TEXT SECTION
Hyper-connected, heterogeneous and multifaceted field of consistency is the rhizomatic
proceeding of the movements of deterritorialization and reterritorialization – to use the
words with which Deleuze and Guattari discuss methods and worlds – to the point where
the individual/tree that gives up binary logic of stability/grounding, and the cultural
exclusiveness of this perspective, finds nourishment and hence rest.
Conversation between Maria Giovanna Mancini and Houda Terjuman
MGM: Built into a synoptic path, a syntax divided into three different emotional fires, the
exhibition at the Voice Gallery is, for various reasons, a crucial step in your career and
production. First of all, you have abandoned painting to create small and medium size
sculptures. Sculptures claiming the feature, as discussed by Heidegger, to set up and
establish space. This space, however, is not to be intended solely as a physical locus,
measurable with the tools that science has perfected, but as a space of dwelling.
What prompted you to make sculptures? Now that you’ve experienced the possibility of
creating objects that take up three-dimensional space, has there been an irreparable rift
with painting?

WHAT THIS TASK INVOLVES
Return, word for word, the part of the exhibition text that starts with the words "Hyper-connected, heterogeneous and" and ends after "and hence rest.". Rely on the exhibition text alone.

SOURCE EXCERPT
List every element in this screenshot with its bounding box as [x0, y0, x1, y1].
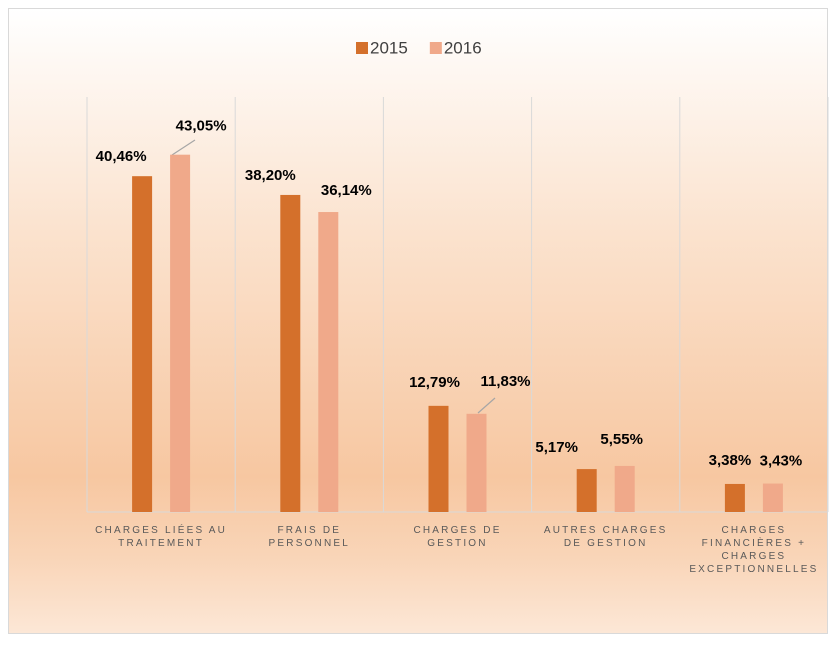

TASK ANSWER
Hyper-connected, heterogeneous and multifaceted field of consistency is the rhizomatic
proceeding of the movements of deterritorialization and reterritorialization – to use the
words with which Deleuze and Guattari discuss methods and worlds – to the point where
the individual/tree that gives up binary logic of stability/grounding, and the cultural
exclusiveness of this perspective, finds nourishment and hence rest.